**Stated goal:** Scan the listing below and copy every line holding "type".

Stored records:
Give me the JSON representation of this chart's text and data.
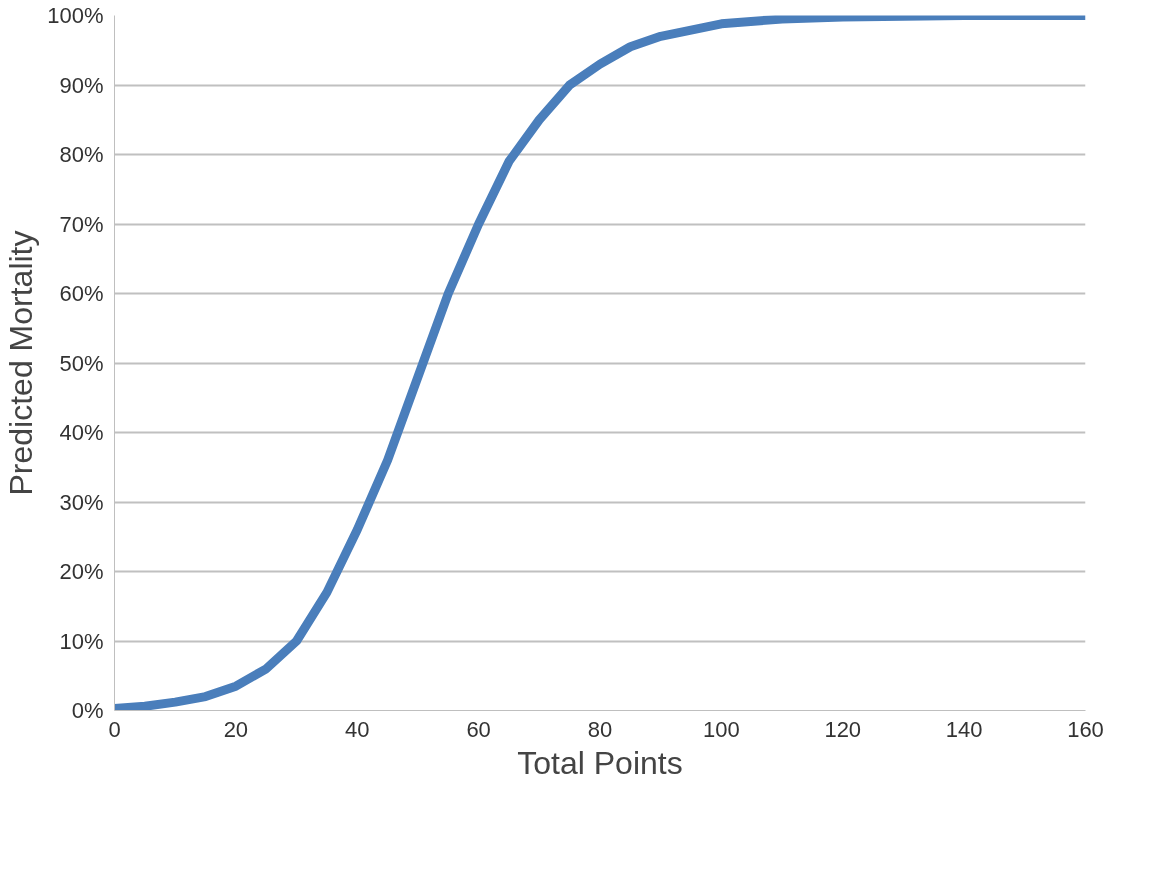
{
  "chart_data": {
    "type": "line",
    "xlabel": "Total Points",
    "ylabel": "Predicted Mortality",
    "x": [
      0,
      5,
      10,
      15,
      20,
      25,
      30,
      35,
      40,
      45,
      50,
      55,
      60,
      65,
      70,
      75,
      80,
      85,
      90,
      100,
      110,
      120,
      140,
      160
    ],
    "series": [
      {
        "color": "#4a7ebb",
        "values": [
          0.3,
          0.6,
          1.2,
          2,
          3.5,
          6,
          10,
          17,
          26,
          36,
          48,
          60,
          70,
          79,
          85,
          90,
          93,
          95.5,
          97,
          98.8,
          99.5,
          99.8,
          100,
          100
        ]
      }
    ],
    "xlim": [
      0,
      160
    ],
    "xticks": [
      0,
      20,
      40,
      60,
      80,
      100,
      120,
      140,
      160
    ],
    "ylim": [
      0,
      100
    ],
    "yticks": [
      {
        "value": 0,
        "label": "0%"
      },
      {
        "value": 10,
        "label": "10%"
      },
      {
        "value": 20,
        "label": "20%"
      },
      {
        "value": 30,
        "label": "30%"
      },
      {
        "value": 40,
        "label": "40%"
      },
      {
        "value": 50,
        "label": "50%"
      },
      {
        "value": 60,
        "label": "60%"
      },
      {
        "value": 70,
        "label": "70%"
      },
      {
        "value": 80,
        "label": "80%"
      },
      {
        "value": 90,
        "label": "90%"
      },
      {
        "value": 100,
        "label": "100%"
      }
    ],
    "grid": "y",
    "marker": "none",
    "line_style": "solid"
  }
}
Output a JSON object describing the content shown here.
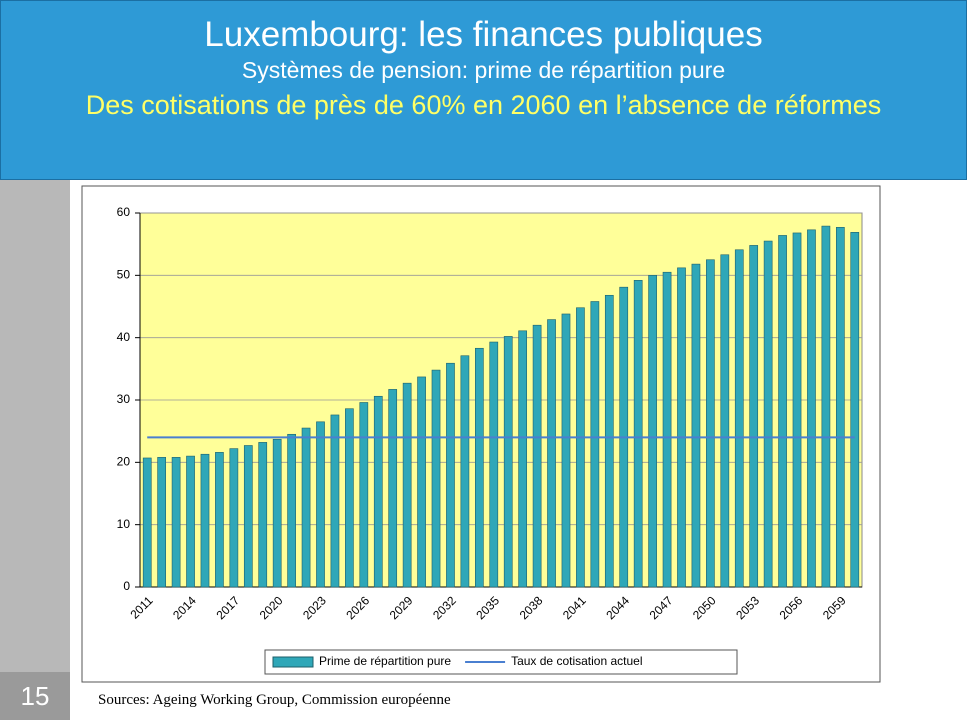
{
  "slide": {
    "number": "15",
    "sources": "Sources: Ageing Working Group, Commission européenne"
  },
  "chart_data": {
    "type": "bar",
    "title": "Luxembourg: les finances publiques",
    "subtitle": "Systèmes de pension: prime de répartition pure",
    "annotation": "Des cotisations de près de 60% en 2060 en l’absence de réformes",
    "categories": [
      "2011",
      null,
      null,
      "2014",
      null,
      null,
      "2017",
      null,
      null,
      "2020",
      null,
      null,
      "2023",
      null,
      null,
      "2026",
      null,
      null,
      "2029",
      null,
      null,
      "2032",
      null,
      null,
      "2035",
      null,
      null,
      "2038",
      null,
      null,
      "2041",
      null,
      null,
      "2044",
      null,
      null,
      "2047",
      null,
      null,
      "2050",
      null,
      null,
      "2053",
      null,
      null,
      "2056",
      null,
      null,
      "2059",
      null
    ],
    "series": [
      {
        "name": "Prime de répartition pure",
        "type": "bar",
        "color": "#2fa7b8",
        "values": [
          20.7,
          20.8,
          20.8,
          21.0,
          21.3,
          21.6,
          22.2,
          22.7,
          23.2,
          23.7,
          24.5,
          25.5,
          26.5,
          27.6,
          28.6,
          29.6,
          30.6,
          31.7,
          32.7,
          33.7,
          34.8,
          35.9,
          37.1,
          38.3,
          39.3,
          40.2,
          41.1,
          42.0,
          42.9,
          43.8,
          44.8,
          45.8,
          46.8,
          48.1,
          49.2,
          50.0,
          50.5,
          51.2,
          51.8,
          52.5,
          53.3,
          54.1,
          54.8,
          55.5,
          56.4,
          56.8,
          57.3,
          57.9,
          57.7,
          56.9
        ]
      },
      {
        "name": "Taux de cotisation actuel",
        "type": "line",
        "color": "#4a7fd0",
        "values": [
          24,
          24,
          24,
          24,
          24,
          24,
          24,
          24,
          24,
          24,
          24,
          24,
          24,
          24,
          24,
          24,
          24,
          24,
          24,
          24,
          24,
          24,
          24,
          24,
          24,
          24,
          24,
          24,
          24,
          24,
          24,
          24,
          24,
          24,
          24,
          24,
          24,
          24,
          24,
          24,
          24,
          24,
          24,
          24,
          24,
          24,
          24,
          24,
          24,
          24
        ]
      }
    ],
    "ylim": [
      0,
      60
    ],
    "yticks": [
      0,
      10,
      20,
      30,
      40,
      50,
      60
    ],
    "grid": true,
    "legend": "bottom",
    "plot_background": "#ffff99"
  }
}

**Problem solution:**
    "type": "line",
    "type": "bar",
        "type": "bar",
        "type": "line",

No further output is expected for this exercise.